[Dataset records]
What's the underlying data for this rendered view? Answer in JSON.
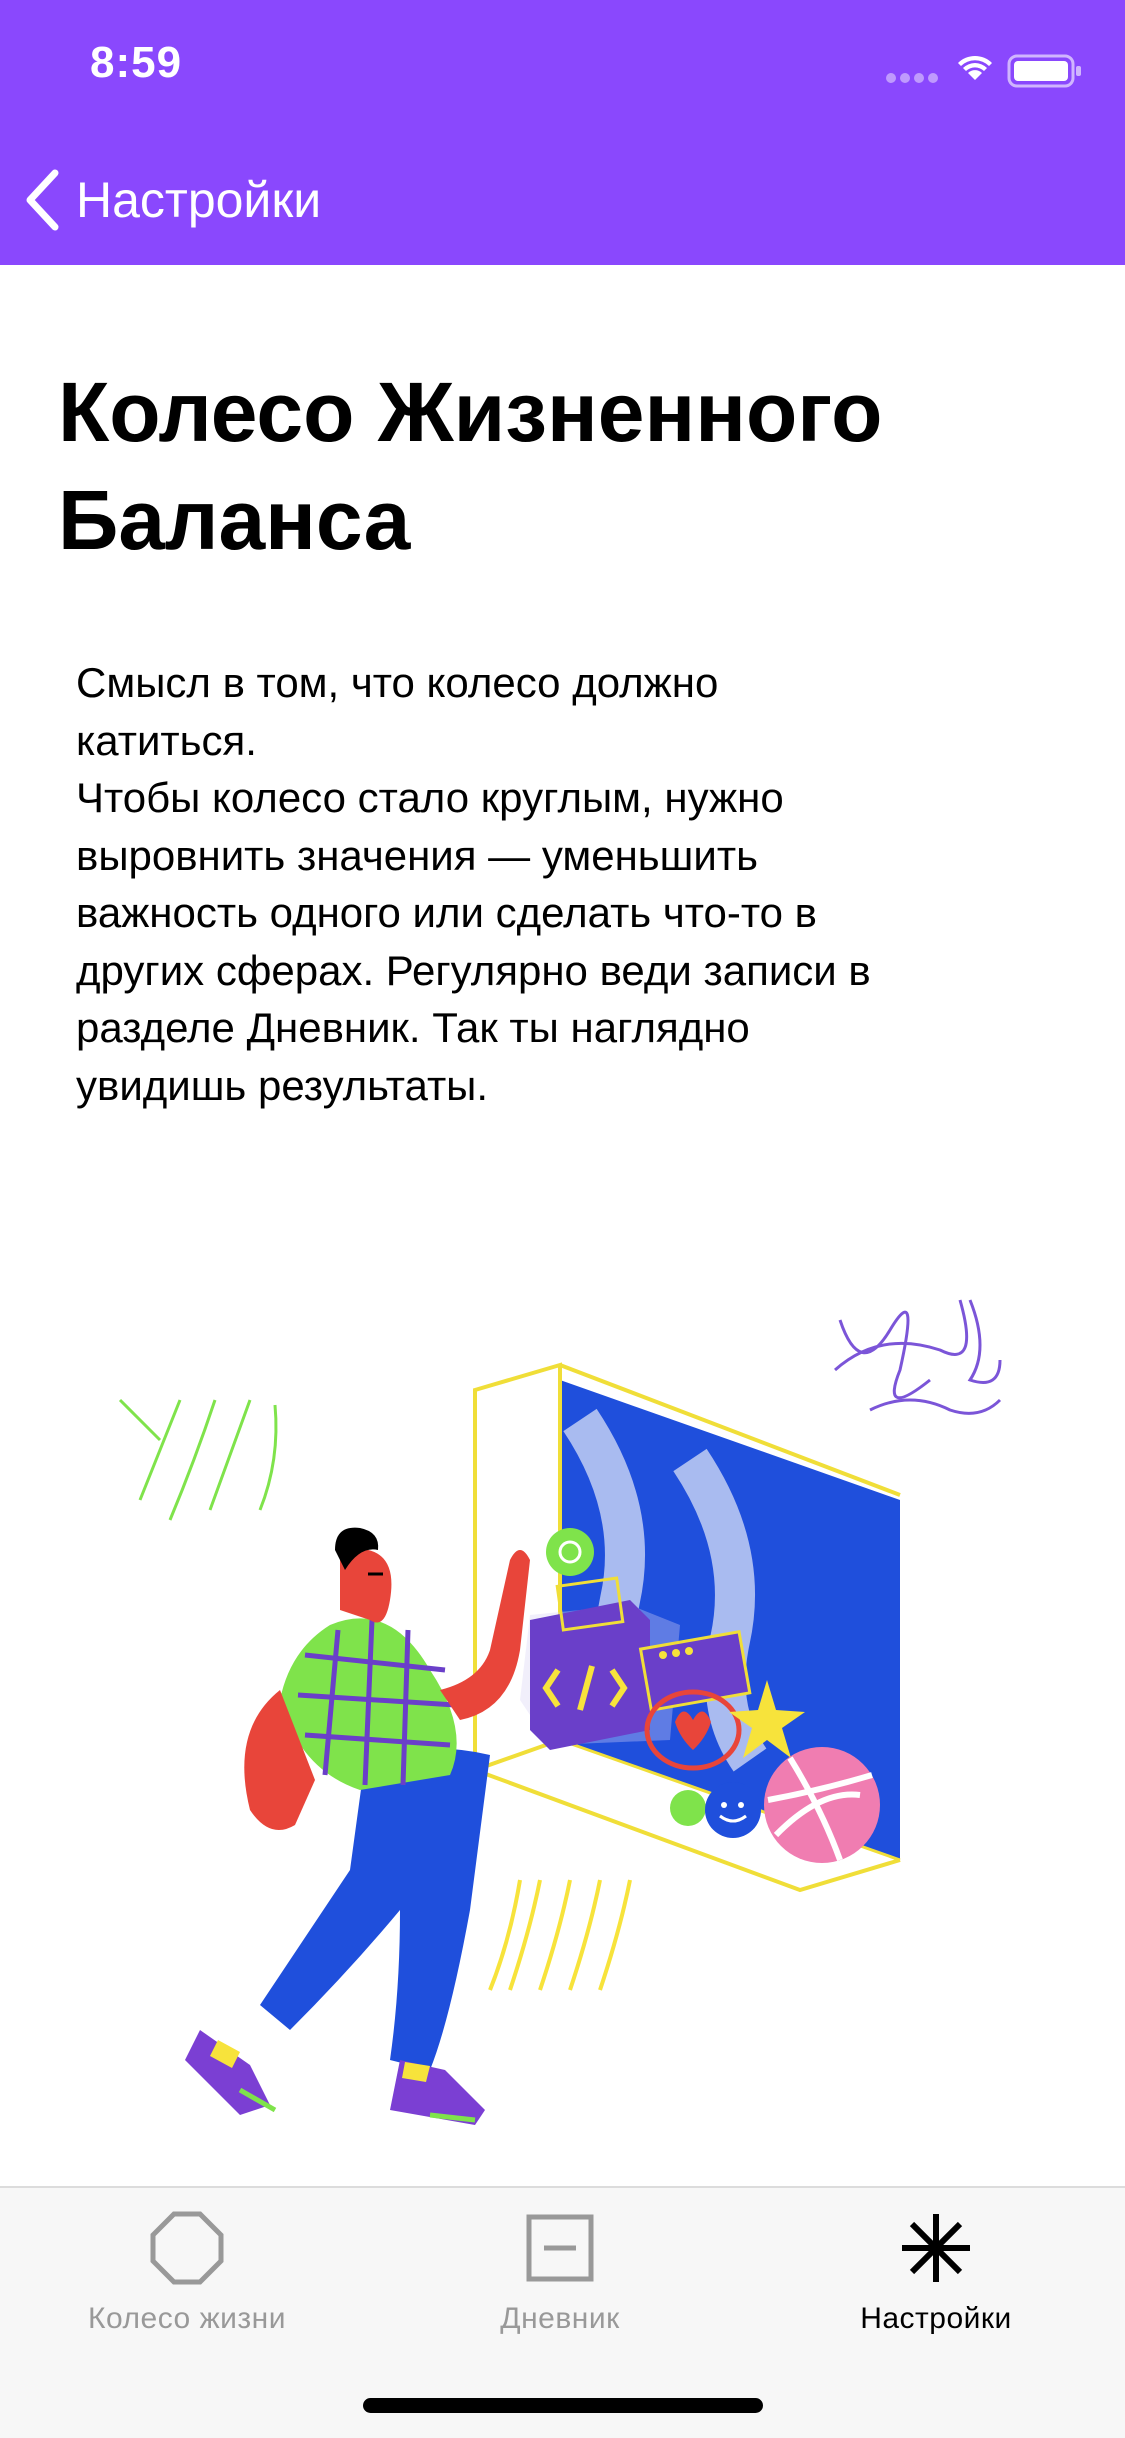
{
  "status_bar": {
    "time": "8:59"
  },
  "nav": {
    "back_label": "Настройки"
  },
  "page": {
    "title": "Колесо Жизненного Баланса",
    "description_lines": [
      "Смысл в том, что колесо должно",
      "катиться.",
      "Чтобы колесо стало круглым, нужно",
      "выровнить значения — уменьшить",
      "важность одного или сделать что-то в",
      "других сферах. Регулярно веди записи в",
      "разделе Дневник. Так ты наглядно",
      "увидишь результаты."
    ]
  },
  "tab_bar": {
    "tabs": [
      {
        "label": "Колесо жизни",
        "icon": "octagon-icon",
        "active": false
      },
      {
        "label": "Дневник",
        "icon": "minus-square-icon",
        "active": false
      },
      {
        "label": "Настройки",
        "icon": "asterisk-icon",
        "active": true
      }
    ]
  },
  "colors": {
    "accent": "#8a48fd",
    "tab_inactive": "#999999",
    "tab_active": "#000000"
  }
}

## [WHAT YOU NEED TO DO]
Your task is to retype all the entries exactly and leave out any pictures.

## [FULL SOLUTION]
What's the underlying data for this rendered view? Answer in JSON.
{
  "status_bar": {
    "time": "8:59"
  },
  "nav": {
    "back_label": "Настройки"
  },
  "page": {
    "title": "Колесо Жизненного Баланса",
    "description_lines": [
      "Смысл в том, что колесо должно",
      "катиться.",
      "Чтобы колесо стало круглым, нужно",
      "выровнить значения — уменьшить",
      "важность одного или сделать что-то в",
      "других сферах. Регулярно веди записи в",
      "разделе Дневник. Так ты наглядно",
      "увидишь результаты."
    ]
  },
  "tab_bar": {
    "tabs": [
      {
        "label": "Колесо жизни",
        "icon": "octagon-icon",
        "active": false
      },
      {
        "label": "Дневник",
        "icon": "minus-square-icon",
        "active": false
      },
      {
        "label": "Настройки",
        "icon": "asterisk-icon",
        "active": true
      }
    ]
  },
  "colors": {
    "accent": "#8a48fd",
    "tab_inactive": "#999999",
    "tab_active": "#000000"
  }
}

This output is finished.